State how many lines in the listing below include the word "document". Give nothing but the number.

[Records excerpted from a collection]
####
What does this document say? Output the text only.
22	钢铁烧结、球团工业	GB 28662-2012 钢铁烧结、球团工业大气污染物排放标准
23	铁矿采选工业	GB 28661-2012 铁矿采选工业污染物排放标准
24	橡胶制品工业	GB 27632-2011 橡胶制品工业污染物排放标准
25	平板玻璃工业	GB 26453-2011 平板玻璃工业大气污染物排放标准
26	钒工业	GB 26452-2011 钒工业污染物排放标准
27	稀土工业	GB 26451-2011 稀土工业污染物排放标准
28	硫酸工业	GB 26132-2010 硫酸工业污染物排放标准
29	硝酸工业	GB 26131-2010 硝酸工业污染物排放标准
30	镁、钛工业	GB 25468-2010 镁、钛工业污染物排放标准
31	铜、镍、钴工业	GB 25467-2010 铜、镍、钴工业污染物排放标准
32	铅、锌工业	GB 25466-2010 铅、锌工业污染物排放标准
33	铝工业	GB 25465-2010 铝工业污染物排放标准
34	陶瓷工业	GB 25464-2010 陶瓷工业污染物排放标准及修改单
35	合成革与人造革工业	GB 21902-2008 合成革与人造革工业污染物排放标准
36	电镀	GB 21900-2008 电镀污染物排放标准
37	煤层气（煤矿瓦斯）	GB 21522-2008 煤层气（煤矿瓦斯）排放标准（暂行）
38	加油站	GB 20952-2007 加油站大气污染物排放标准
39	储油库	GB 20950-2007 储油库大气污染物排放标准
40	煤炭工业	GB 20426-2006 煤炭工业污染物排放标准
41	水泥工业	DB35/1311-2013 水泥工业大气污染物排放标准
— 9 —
####
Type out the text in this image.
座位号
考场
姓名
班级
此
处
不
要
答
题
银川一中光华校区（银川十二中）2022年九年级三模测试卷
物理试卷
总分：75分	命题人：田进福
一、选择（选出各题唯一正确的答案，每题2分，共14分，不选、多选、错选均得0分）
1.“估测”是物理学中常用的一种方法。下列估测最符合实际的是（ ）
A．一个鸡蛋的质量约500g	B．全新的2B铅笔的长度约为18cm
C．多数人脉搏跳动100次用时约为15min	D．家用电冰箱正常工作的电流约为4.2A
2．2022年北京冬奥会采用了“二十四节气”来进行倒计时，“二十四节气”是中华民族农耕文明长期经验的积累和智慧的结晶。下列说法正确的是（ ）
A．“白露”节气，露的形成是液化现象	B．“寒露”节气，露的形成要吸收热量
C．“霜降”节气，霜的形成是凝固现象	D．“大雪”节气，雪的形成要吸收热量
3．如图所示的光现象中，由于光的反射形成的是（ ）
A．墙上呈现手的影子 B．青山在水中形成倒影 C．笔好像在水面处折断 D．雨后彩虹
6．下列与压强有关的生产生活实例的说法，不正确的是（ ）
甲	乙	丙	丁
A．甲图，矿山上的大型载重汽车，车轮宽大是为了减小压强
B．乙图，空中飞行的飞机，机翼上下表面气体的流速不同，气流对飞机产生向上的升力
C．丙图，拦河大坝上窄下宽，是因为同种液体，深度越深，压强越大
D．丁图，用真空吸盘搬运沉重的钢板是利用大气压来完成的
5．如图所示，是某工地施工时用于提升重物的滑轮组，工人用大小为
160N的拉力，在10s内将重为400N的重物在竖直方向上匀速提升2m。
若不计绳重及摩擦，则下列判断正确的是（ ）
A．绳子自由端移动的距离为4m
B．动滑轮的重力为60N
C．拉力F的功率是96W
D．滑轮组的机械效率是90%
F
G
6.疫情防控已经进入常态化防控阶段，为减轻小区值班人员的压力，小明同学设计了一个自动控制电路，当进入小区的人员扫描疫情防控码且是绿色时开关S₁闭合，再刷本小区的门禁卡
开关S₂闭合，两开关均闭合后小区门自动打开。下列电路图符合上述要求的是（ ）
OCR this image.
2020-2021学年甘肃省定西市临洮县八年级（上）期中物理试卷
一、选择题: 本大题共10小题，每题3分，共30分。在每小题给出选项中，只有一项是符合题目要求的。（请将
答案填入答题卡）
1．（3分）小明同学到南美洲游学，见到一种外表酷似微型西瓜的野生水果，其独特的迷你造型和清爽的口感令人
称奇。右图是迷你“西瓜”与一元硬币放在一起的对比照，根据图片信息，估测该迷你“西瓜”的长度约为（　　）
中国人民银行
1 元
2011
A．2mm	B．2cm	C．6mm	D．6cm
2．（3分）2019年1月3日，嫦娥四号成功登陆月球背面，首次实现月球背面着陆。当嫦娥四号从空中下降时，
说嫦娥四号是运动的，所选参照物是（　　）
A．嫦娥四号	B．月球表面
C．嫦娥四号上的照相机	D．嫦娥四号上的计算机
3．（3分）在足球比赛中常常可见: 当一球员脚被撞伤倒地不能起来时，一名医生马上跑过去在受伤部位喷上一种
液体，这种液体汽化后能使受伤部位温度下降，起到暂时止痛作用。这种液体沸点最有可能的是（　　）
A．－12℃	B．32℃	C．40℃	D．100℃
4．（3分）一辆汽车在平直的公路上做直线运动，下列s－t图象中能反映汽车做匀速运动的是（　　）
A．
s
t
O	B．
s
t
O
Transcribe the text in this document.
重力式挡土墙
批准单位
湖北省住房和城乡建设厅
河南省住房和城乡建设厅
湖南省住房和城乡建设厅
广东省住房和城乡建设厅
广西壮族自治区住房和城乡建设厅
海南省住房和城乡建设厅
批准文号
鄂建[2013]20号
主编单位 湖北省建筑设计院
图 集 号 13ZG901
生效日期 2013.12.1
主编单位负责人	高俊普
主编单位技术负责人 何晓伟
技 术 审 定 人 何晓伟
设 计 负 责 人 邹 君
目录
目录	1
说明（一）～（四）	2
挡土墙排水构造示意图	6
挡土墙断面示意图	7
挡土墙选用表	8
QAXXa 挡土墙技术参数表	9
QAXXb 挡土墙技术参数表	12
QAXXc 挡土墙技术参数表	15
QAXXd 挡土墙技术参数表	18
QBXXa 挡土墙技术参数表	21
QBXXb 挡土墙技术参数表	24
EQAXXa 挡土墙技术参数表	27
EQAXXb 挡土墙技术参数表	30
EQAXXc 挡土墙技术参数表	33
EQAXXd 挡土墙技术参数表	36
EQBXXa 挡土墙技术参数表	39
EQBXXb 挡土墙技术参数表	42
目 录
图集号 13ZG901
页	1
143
####
_EXERCISE RESULT_. 2